─── Dataset excerpts ───
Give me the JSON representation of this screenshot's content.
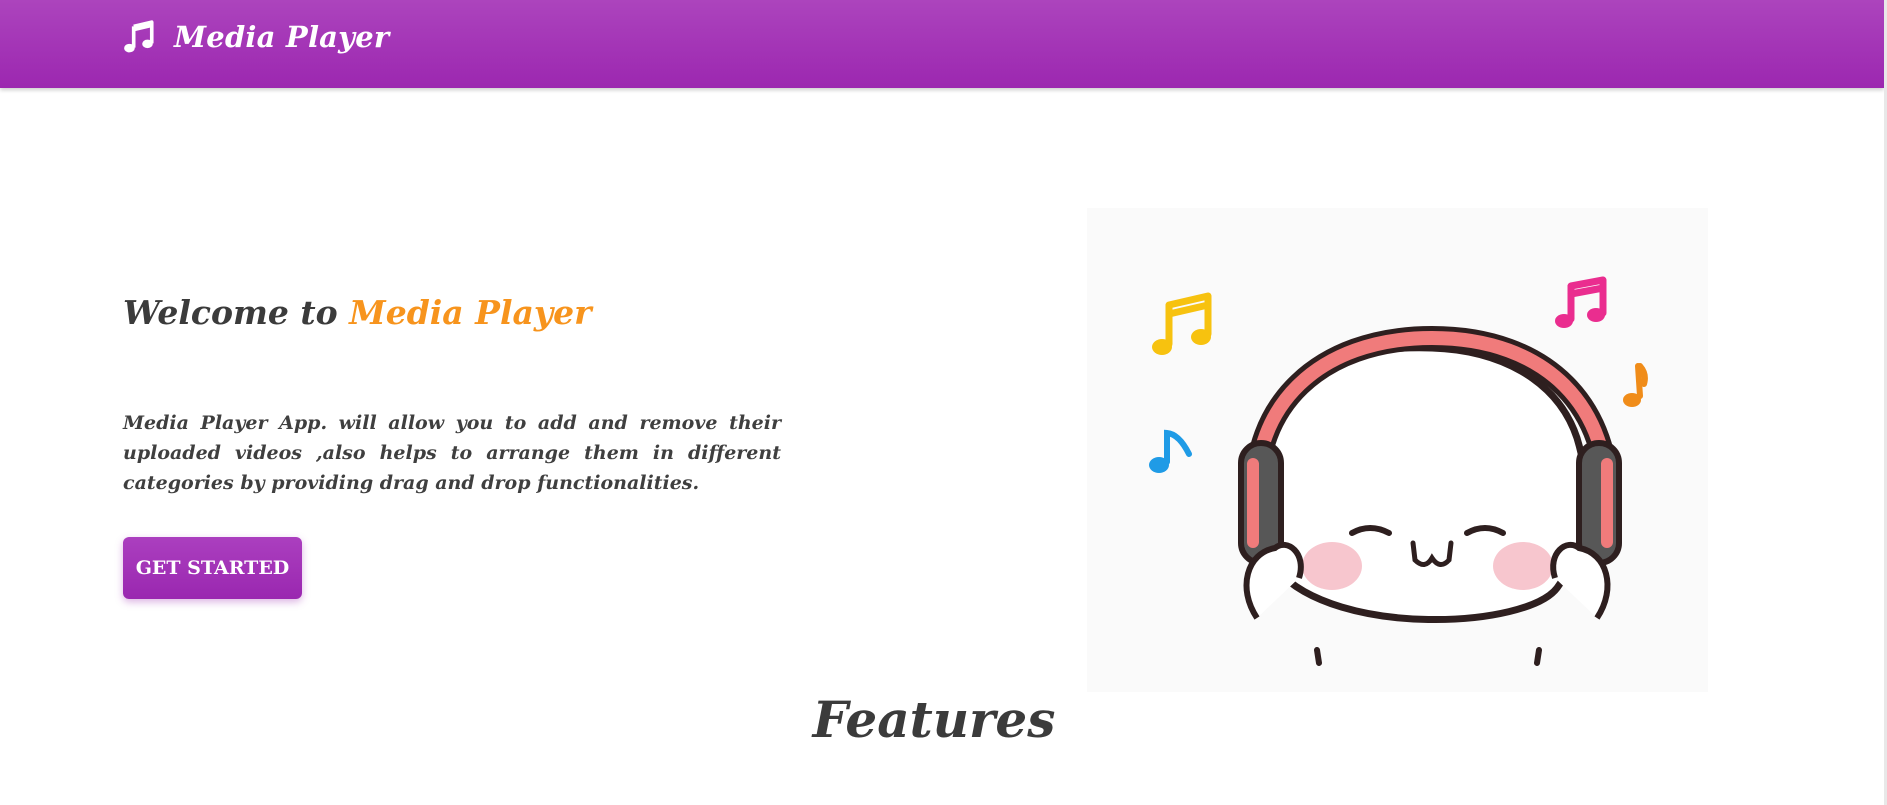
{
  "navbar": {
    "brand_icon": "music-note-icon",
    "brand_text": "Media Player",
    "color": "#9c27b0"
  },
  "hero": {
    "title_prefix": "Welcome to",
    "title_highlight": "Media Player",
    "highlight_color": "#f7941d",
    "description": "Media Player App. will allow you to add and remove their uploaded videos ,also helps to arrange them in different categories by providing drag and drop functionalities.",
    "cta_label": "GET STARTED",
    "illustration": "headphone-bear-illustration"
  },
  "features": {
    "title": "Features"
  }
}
───
─── Dataset excerpts ───
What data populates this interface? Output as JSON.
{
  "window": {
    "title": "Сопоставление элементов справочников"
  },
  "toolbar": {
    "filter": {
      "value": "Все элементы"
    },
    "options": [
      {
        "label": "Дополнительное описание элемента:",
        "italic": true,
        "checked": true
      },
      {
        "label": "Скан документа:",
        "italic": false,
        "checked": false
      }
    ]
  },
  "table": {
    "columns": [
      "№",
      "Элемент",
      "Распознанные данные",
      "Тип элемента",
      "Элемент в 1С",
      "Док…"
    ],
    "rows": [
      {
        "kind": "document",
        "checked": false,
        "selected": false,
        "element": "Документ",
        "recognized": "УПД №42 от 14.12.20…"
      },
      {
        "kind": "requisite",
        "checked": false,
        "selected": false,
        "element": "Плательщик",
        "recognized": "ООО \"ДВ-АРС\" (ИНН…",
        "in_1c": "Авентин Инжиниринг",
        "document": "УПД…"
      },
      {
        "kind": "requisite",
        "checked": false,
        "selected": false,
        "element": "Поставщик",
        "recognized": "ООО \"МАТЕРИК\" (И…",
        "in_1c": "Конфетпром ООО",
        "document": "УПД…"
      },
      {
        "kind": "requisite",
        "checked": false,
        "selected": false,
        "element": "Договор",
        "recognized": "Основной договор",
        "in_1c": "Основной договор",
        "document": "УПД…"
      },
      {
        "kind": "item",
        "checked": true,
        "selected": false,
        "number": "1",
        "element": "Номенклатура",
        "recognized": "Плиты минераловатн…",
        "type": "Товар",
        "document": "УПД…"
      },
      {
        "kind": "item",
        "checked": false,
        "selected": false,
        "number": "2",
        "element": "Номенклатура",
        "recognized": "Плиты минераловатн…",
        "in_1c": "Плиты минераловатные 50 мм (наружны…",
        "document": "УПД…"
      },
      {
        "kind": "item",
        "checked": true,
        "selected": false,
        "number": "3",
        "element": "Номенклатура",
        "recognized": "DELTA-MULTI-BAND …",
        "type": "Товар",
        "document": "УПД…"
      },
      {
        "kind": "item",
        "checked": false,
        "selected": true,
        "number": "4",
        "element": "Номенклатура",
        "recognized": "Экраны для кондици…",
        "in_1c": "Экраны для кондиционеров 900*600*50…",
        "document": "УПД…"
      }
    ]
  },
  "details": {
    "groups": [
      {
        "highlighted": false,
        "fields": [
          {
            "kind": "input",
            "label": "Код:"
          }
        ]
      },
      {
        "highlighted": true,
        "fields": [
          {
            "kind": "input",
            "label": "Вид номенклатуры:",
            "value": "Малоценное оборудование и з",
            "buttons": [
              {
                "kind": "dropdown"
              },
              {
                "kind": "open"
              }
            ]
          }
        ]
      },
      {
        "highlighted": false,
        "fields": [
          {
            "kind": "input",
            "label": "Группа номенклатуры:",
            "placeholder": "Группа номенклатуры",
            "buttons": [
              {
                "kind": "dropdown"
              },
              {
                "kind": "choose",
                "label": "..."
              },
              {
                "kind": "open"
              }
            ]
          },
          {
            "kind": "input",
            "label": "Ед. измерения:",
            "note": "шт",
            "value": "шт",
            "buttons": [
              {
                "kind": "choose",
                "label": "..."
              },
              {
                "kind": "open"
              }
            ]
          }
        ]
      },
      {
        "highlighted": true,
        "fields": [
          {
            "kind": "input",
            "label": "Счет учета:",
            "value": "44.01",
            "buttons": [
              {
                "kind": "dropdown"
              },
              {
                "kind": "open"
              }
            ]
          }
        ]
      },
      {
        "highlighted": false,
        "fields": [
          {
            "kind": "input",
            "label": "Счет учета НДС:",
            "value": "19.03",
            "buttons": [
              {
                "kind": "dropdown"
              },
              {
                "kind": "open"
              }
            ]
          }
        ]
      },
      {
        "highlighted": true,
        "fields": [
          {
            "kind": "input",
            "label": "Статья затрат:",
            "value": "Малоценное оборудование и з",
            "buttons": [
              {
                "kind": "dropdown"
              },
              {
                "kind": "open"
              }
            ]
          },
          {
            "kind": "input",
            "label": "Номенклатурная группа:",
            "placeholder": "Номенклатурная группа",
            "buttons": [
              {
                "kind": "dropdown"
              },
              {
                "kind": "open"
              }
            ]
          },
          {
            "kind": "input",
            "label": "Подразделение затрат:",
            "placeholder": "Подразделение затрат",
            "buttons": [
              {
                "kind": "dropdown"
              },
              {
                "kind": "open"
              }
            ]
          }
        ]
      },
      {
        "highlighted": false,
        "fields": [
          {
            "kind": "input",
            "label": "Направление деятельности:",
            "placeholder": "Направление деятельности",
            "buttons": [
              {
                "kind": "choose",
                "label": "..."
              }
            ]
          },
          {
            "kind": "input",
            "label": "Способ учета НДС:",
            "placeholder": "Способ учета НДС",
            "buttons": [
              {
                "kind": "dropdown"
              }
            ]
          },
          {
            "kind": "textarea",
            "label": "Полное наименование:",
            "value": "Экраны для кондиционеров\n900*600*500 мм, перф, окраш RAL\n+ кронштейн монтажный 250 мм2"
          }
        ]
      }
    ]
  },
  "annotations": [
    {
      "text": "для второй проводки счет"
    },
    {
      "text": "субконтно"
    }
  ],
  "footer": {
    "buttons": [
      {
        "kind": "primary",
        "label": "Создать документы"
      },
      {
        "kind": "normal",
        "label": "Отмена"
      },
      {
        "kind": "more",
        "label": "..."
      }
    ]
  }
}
───
Scan the material line by line and report each one that contains "this".

_Problem solution_
Give me the JSON representation of this screenshot's content.
What data populates this interface? Output as JSON.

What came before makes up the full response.